— start of MATERIALS PROVIDED —

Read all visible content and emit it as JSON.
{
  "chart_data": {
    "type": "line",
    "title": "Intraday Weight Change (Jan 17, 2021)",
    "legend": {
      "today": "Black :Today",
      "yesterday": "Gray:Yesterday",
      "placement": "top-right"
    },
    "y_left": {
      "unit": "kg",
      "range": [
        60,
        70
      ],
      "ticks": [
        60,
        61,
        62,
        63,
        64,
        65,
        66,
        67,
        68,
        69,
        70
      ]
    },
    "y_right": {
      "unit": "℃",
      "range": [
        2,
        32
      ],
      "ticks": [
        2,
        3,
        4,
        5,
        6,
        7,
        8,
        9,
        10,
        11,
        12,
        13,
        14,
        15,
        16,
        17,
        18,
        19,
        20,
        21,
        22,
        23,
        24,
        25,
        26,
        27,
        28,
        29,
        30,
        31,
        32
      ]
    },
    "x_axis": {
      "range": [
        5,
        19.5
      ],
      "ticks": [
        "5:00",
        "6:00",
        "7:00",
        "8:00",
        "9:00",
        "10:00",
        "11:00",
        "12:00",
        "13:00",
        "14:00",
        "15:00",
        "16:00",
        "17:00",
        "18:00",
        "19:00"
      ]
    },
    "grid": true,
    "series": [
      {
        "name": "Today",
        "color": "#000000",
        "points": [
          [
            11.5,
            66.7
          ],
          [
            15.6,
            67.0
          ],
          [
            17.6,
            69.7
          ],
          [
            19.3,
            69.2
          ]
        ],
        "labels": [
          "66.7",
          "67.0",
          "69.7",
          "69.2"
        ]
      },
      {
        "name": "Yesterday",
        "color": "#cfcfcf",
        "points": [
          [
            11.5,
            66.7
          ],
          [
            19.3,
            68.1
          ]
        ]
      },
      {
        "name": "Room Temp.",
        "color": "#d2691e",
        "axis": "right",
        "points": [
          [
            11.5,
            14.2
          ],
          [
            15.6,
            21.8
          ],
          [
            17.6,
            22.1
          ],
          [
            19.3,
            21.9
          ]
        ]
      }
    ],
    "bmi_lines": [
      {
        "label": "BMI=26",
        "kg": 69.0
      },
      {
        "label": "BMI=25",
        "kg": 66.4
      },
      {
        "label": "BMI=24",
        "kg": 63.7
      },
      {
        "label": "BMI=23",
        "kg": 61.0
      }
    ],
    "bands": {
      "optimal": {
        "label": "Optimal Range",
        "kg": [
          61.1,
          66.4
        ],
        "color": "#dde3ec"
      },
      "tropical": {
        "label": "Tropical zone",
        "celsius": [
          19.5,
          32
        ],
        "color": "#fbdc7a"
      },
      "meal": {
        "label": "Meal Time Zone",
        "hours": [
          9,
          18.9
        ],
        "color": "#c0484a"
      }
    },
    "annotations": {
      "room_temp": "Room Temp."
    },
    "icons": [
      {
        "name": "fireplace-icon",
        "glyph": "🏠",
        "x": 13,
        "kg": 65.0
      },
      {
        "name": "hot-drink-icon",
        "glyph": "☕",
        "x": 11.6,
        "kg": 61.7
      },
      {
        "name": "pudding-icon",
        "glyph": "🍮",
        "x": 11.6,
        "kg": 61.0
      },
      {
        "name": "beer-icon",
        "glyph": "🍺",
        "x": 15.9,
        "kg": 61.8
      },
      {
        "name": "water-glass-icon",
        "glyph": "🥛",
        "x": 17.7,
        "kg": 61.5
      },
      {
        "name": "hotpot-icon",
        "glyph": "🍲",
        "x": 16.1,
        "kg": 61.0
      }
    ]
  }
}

— end of MATERIALS PROVIDED —

- _INSTRUCTION_:
Copy out all of the records shown above exactly.

- _RESULT_:
Read all visible content and emit it as JSON.
{
  "chart_data": {
    "type": "line",
    "title": "Intraday Weight Change (Jan 17, 2021)",
    "legend": {
      "today": "Black :Today",
      "yesterday": "Gray:Yesterday",
      "placement": "top-right"
    },
    "y_left": {
      "unit": "kg",
      "range": [
        60,
        70
      ],
      "ticks": [
        60,
        61,
        62,
        63,
        64,
        65,
        66,
        67,
        68,
        69,
        70
      ]
    },
    "y_right": {
      "unit": "℃",
      "range": [
        2,
        32
      ],
      "ticks": [
        2,
        3,
        4,
        5,
        6,
        7,
        8,
        9,
        10,
        11,
        12,
        13,
        14,
        15,
        16,
        17,
        18,
        19,
        20,
        21,
        22,
        23,
        24,
        25,
        26,
        27,
        28,
        29,
        30,
        31,
        32
      ]
    },
    "x_axis": {
      "range": [
        5,
        19.5
      ],
      "ticks": [
        "5:00",
        "6:00",
        "7:00",
        "8:00",
        "9:00",
        "10:00",
        "11:00",
        "12:00",
        "13:00",
        "14:00",
        "15:00",
        "16:00",
        "17:00",
        "18:00",
        "19:00"
      ]
    },
    "grid": true,
    "series": [
      {
        "name": "Today",
        "color": "#000000",
        "points": [
          [
            11.5,
            66.7
          ],
          [
            15.6,
            67.0
          ],
          [
            17.6,
            69.7
          ],
          [
            19.3,
            69.2
          ]
        ],
        "labels": [
          "66.7",
          "67.0",
          "69.7",
          "69.2"
        ]
      },
      {
        "name": "Yesterday",
        "color": "#cfcfcf",
        "points": [
          [
            11.5,
            66.7
          ],
          [
            19.3,
            68.1
          ]
        ]
      },
      {
        "name": "Room Temp.",
        "color": "#d2691e",
        "axis": "right",
        "points": [
          [
            11.5,
            14.2
          ],
          [
            15.6,
            21.8
          ],
          [
            17.6,
            22.1
          ],
          [
            19.3,
            21.9
          ]
        ]
      }
    ],
    "bmi_lines": [
      {
        "label": "BMI=26",
        "kg": 69.0
      },
      {
        "label": "BMI=25",
        "kg": 66.4
      },
      {
        "label": "BMI=24",
        "kg": 63.7
      },
      {
        "label": "BMI=23",
        "kg": 61.0
      }
    ],
    "bands": {
      "optimal": {
        "label": "Optimal Range",
        "kg": [
          61.1,
          66.4
        ],
        "color": "#dde3ec"
      },
      "tropical": {
        "label": "Tropical zone",
        "celsius": [
          19.5,
          32
        ],
        "color": "#fbdc7a"
      },
      "meal": {
        "label": "Meal Time Zone",
        "hours": [
          9,
          18.9
        ],
        "color": "#c0484a"
      }
    },
    "annotations": {
      "room_temp": "Room Temp."
    },
    "icons": [
      {
        "name": "fireplace-icon",
        "glyph": "🏠",
        "x": 13,
        "kg": 65.0
      },
      {
        "name": "hot-drink-icon",
        "glyph": "☕",
        "x": 11.6,
        "kg": 61.7
      },
      {
        "name": "pudding-icon",
        "glyph": "🍮",
        "x": 11.6,
        "kg": 61.0
      },
      {
        "name": "beer-icon",
        "glyph": "🍺",
        "x": 15.9,
        "kg": 61.8
      },
      {
        "name": "water-glass-icon",
        "glyph": "🥛",
        "x": 17.7,
        "kg": 61.5
      },
      {
        "name": "hotpot-icon",
        "glyph": "🍲",
        "x": 16.1,
        "kg": 61.0
      }
    ]
  }
}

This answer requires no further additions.